### CHALLENGE:
Without including any pictures, write out all the entries exactly.

(Entries taken from a collection)
________

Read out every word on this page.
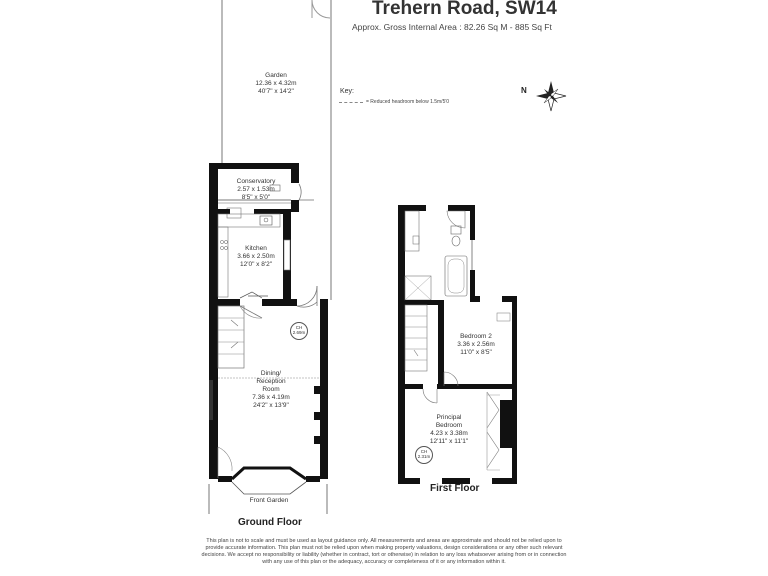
Trehern Road, SW14
Approx. Gross Internal Area : 82.26 Sq M - 885 Sq Ft
Key:
= Reduced headroom below 1.5m/5'0
Garden
12.36 x 4.32m
40'7" x 14'2"
Conservatory
2.57 x 1.53m
8'5" x 5'0"
Kitchen
3.66 x 2.50m
12'0" x 8'2"
Dining/
Reception
Room
7.36 x 4.19m
24'2" x 13'9"
CH
2.69m
Front Garden
Ground Floor
Bedroom 2
3.36 x 2.56m
11'0" x 8'5"
Principal
Bedroom
4.23 x 3.38m
12'11" x 11'1"
CH
2.31m
First Floor
N
This plan is not to scale and must be used as layout guidance only. All measurements and areas are approximate and should not be relied upon to provide accurate information. This plan must not be relied upon when making property valuations, design considerations or any other such relevant decisions. We accept no responsibility or liability (whether in contract, tort or otherwise) in relation to any loss whatsoever arising from or in connection with any use of this plan or the adequacy, accuracy or completeness of it or any information within it.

________

### ANSWER TO THE TASK:
Read out every word on this page.
Trehern Road, SW14
Approx. Gross Internal Area : 82.26 Sq M - 885 Sq Ft
Key:
= Reduced headroom below 1.5m/5'0
Garden
12.36 x 4.32m
40'7" x 14'2"
Conservatory
2.57 x 1.53m
8'5" x 5'0"
Kitchen
3.66 x 2.50m
12'0" x 8'2"
Dining/
Reception
Room
7.36 x 4.19m
24'2" x 13'9"
CH
2.69m
Front Garden
Ground Floor
Bedroom 2
3.36 x 2.56m
11'0" x 8'5"
Principal
Bedroom
4.23 x 3.38m
12'11" x 11'1"
CH
2.31m
First Floor
N
This plan is not to scale and must be used as layout guidance only. All measurements and areas are approximate and should not be relied upon to provide accurate information. This plan must not be relied upon when making property valuations, design considerations or any other such relevant decisions. We accept no responsibility or liability (whether in contract, tort or otherwise) in relation to any loss whatsoever arising from or in connection with any use of this plan or the adequacy, accuracy or completeness of it or any information within it.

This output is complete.